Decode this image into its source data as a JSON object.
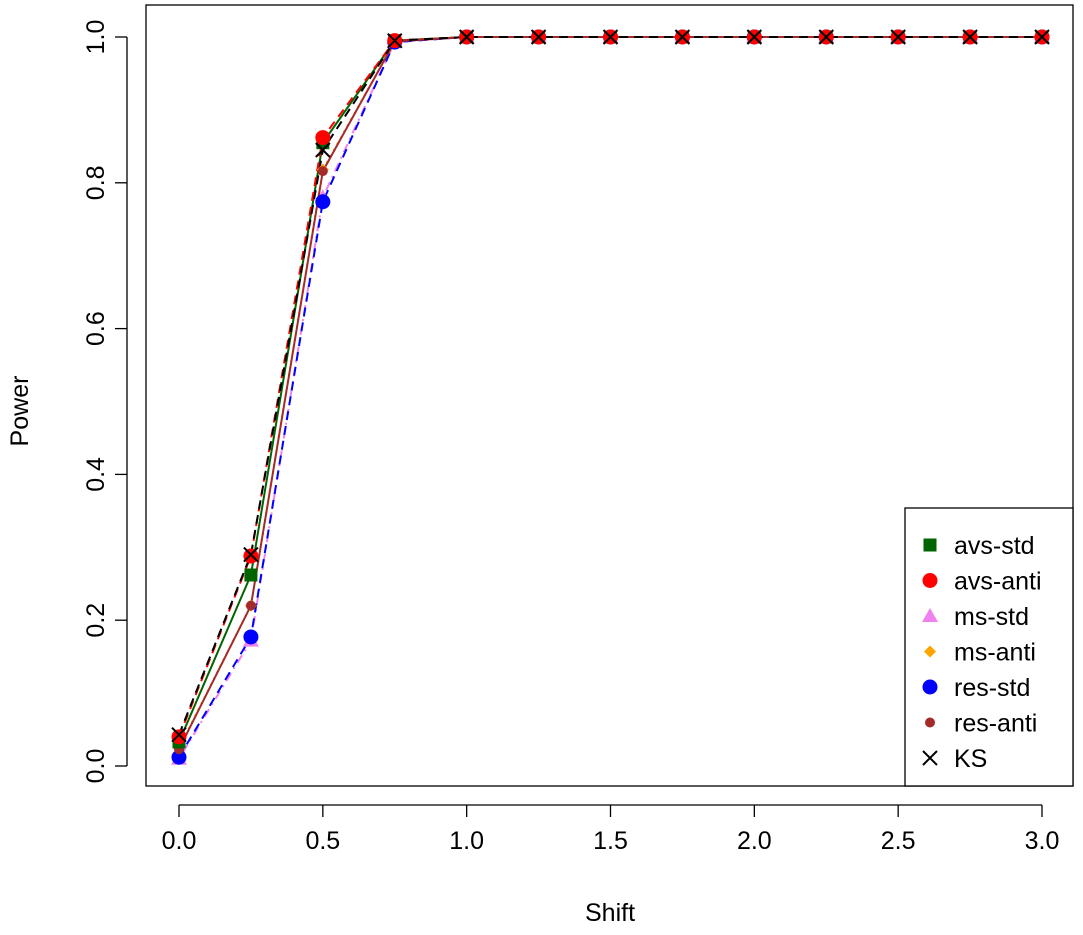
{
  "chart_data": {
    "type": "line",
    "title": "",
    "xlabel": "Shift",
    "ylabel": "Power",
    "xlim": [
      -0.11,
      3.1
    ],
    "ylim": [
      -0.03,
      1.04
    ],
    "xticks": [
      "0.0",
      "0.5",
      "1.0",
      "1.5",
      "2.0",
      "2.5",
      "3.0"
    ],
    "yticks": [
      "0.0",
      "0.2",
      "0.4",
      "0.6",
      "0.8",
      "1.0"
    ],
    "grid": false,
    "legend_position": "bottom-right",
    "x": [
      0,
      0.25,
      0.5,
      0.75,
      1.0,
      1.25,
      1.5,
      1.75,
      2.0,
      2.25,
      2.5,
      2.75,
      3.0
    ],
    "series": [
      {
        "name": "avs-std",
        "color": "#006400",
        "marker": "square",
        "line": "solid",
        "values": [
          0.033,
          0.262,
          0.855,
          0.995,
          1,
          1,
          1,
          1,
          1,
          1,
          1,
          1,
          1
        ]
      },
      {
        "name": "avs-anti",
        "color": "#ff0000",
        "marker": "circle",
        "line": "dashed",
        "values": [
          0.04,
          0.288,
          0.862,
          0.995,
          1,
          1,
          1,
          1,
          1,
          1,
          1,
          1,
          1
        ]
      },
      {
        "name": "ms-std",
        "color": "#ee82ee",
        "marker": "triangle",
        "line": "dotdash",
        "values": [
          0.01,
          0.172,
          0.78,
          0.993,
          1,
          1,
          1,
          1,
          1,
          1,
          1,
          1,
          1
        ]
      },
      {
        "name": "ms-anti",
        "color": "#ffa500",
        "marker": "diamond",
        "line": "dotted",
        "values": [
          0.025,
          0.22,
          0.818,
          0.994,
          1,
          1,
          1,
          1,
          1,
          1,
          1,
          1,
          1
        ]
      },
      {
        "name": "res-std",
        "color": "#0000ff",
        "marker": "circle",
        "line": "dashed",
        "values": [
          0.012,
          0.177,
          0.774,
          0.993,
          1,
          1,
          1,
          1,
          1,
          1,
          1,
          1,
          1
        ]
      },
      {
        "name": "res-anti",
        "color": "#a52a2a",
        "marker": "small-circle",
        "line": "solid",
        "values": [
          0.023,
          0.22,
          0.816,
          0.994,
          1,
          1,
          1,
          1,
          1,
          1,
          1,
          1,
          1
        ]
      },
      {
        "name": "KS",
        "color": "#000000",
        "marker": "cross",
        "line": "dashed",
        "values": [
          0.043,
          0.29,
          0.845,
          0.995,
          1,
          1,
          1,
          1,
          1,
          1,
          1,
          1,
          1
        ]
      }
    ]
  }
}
======
GOAL – Count the lines that hold the string "name", and reply with that number alone.

OUTPUT OF THE TASK – 7